INPUT RECORDS >>
----

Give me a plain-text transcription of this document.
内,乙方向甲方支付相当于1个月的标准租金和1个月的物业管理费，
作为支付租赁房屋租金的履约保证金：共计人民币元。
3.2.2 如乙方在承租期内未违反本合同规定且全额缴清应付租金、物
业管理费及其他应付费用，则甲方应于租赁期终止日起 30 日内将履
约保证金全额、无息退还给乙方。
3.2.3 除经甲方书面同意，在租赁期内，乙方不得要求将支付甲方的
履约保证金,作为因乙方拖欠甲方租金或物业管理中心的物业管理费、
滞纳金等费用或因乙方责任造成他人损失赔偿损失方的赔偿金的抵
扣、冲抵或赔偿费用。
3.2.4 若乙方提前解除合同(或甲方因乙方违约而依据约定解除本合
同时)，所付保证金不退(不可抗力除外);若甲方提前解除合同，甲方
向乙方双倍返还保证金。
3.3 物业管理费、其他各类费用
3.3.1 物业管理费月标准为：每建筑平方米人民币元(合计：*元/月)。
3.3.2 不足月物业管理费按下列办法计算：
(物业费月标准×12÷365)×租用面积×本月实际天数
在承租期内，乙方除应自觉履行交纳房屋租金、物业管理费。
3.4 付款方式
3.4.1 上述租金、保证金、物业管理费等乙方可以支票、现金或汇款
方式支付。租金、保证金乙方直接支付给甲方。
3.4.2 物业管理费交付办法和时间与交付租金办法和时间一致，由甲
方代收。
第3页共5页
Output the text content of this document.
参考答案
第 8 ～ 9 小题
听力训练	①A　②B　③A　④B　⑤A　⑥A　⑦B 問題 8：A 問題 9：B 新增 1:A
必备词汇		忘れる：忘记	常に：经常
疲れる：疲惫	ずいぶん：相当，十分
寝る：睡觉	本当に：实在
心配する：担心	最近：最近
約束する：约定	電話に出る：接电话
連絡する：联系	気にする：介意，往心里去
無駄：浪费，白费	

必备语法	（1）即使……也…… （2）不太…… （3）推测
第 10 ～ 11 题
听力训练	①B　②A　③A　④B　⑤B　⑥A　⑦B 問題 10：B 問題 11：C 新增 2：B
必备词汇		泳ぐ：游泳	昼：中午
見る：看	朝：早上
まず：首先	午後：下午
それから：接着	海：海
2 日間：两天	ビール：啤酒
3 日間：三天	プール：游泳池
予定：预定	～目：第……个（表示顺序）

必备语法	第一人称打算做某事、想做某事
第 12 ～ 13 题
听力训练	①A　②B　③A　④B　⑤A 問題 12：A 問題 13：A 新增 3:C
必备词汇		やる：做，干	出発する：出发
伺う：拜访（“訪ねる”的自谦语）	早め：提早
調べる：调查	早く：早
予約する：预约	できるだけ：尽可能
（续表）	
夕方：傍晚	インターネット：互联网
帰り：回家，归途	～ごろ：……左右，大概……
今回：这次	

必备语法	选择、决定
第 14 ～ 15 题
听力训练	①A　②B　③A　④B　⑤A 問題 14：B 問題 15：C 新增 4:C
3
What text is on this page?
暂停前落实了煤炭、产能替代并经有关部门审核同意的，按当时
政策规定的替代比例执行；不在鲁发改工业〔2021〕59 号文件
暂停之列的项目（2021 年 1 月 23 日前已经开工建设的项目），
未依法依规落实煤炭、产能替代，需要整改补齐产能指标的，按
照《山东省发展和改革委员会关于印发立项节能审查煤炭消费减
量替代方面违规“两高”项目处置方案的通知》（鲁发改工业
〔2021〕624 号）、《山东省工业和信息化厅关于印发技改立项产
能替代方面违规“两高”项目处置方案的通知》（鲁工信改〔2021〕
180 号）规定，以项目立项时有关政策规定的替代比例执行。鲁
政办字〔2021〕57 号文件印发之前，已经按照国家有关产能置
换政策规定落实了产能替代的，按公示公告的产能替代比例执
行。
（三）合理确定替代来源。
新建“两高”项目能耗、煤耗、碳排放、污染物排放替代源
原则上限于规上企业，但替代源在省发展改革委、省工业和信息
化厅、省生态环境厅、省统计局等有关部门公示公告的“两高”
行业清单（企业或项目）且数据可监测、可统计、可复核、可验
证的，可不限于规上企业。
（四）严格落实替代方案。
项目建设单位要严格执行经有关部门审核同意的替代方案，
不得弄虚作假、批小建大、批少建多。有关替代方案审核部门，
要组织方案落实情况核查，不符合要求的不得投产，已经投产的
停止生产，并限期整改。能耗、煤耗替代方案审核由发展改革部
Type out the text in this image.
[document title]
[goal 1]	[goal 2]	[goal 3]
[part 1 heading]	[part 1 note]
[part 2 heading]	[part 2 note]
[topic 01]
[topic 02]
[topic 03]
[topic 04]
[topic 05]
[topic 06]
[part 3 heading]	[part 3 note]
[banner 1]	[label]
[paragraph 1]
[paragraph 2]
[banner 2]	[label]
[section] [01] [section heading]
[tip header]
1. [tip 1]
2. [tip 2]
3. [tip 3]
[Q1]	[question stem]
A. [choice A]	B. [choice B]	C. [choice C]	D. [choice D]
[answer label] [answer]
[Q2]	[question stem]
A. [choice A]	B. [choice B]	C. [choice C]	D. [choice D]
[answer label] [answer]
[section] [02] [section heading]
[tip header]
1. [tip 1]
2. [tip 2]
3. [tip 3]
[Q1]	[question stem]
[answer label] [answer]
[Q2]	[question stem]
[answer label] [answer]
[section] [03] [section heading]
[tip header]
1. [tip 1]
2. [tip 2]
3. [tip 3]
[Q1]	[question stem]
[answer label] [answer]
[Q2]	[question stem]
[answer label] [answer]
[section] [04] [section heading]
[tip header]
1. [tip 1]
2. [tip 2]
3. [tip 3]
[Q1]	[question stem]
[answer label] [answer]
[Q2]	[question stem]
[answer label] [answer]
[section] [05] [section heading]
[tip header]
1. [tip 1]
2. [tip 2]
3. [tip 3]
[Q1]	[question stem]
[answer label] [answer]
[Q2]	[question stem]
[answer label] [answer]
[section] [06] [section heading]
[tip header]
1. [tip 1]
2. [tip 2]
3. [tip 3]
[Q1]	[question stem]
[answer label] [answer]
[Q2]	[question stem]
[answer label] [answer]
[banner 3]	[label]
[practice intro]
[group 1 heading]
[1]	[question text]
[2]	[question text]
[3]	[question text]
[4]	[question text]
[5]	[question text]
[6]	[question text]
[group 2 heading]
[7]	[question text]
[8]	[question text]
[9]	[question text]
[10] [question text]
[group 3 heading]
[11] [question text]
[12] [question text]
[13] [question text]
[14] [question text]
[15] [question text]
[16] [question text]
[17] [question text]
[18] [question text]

----

WORK TO BE COMPLETED >> In how many lines of the data does the string "banner" appear? Give only the number.

EXERCISE ANSWER >> 3